* **Work required**
All of the records below must be output exactly, with no pictures carried over.

Data records
----------
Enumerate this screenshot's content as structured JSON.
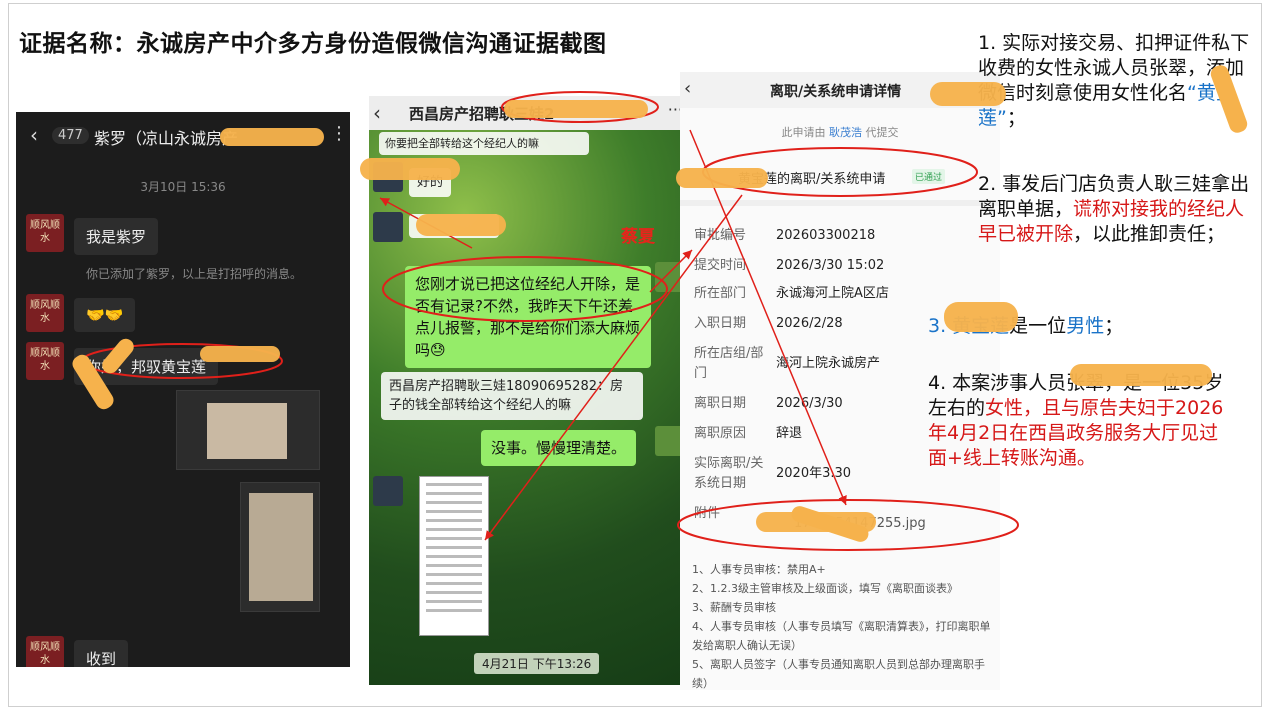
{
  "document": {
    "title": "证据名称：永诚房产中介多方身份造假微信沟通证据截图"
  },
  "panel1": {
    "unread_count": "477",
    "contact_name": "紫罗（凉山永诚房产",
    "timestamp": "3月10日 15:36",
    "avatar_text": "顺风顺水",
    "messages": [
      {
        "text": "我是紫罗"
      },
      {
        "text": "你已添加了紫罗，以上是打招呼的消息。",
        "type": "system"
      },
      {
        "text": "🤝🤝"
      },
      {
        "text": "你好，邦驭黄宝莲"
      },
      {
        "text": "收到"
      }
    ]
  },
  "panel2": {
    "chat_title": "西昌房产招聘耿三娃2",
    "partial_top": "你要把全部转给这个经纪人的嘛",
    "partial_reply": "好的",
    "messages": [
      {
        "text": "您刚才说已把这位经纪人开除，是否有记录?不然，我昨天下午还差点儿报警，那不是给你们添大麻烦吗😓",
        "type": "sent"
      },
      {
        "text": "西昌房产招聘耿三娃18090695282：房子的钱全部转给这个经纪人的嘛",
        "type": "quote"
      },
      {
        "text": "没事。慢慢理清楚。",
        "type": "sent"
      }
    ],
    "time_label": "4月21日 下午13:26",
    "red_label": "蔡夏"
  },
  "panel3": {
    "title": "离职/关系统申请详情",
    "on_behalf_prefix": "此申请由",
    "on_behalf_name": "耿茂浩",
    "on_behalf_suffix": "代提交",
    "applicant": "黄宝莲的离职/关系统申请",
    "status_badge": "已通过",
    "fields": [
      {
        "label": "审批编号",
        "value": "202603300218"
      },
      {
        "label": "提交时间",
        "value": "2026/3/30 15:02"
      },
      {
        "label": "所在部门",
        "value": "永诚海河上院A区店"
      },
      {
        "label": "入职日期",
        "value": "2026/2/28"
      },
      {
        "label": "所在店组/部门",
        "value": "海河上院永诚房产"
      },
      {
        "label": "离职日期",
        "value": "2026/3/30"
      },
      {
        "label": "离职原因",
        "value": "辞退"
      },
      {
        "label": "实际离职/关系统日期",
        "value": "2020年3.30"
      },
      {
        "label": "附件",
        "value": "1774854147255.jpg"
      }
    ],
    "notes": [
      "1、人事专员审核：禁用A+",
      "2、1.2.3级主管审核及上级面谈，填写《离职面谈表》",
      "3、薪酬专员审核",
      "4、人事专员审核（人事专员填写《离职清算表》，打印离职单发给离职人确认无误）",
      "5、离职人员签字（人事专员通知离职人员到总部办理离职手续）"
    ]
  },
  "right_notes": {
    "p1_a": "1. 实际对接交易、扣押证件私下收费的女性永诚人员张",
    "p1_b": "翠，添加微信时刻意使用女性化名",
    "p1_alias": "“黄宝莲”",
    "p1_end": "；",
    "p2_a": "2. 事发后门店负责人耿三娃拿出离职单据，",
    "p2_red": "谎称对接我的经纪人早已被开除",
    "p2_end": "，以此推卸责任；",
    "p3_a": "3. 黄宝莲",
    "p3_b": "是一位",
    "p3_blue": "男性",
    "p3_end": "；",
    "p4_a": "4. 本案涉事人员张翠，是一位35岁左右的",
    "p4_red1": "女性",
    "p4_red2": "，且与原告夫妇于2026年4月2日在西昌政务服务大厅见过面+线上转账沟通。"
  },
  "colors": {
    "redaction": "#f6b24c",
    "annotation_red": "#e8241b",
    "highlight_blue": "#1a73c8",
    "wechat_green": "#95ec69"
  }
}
----------
* **Solution for this exercise**
Enumerate this screenshot's content as structured JSON.
{
  "document": {
    "title": "证据名称：永诚房产中介多方身份造假微信沟通证据截图"
  },
  "panel1": {
    "unread_count": "477",
    "contact_name": "紫罗（凉山永诚房产",
    "timestamp": "3月10日 15:36",
    "avatar_text": "顺风顺水",
    "messages": [
      {
        "text": "我是紫罗"
      },
      {
        "text": "你已添加了紫罗，以上是打招呼的消息。",
        "type": "system"
      },
      {
        "text": "🤝🤝"
      },
      {
        "text": "你好，邦驭黄宝莲"
      },
      {
        "text": "收到"
      }
    ]
  },
  "panel2": {
    "chat_title": "西昌房产招聘耿三娃2",
    "partial_top": "你要把全部转给这个经纪人的嘛",
    "partial_reply": "好的",
    "messages": [
      {
        "text": "您刚才说已把这位经纪人开除，是否有记录?不然，我昨天下午还差点儿报警，那不是给你们添大麻烦吗😓",
        "type": "sent"
      },
      {
        "text": "西昌房产招聘耿三娃18090695282：房子的钱全部转给这个经纪人的嘛",
        "type": "quote"
      },
      {
        "text": "没事。慢慢理清楚。",
        "type": "sent"
      }
    ],
    "time_label": "4月21日 下午13:26",
    "red_label": "蔡夏"
  },
  "panel3": {
    "title": "离职/关系统申请详情",
    "on_behalf_prefix": "此申请由",
    "on_behalf_name": "耿茂浩",
    "on_behalf_suffix": "代提交",
    "applicant": "黄宝莲的离职/关系统申请",
    "status_badge": "已通过",
    "fields": [
      {
        "label": "审批编号",
        "value": "202603300218"
      },
      {
        "label": "提交时间",
        "value": "2026/3/30 15:02"
      },
      {
        "label": "所在部门",
        "value": "永诚海河上院A区店"
      },
      {
        "label": "入职日期",
        "value": "2026/2/28"
      },
      {
        "label": "所在店组/部门",
        "value": "海河上院永诚房产"
      },
      {
        "label": "离职日期",
        "value": "2026/3/30"
      },
      {
        "label": "离职原因",
        "value": "辞退"
      },
      {
        "label": "实际离职/关系统日期",
        "value": "2020年3.30"
      },
      {
        "label": "附件",
        "value": "1774854147255.jpg"
      }
    ],
    "notes": [
      "1、人事专员审核：禁用A+",
      "2、1.2.3级主管审核及上级面谈，填写《离职面谈表》",
      "3、薪酬专员审核",
      "4、人事专员审核（人事专员填写《离职清算表》，打印离职单发给离职人确认无误）",
      "5、离职人员签字（人事专员通知离职人员到总部办理离职手续）"
    ]
  },
  "right_notes": {
    "p1_a": "1. 实际对接交易、扣押证件私下收费的女性永诚人员张",
    "p1_b": "翠，添加微信时刻意使用女性化名",
    "p1_alias": "“黄宝莲”",
    "p1_end": "；",
    "p2_a": "2. 事发后门店负责人耿三娃拿出离职单据，",
    "p2_red": "谎称对接我的经纪人早已被开除",
    "p2_end": "，以此推卸责任；",
    "p3_a": "3. 黄宝莲",
    "p3_b": "是一位",
    "p3_blue": "男性",
    "p3_end": "；",
    "p4_a": "4. 本案涉事人员张翠，是一位35岁左右的",
    "p4_red1": "女性",
    "p4_red2": "，且与原告夫妇于2026年4月2日在西昌政务服务大厅见过面+线上转账沟通。"
  },
  "colors": {
    "redaction": "#f6b24c",
    "annotation_red": "#e8241b",
    "highlight_blue": "#1a73c8",
    "wechat_green": "#95ec69"
  }
}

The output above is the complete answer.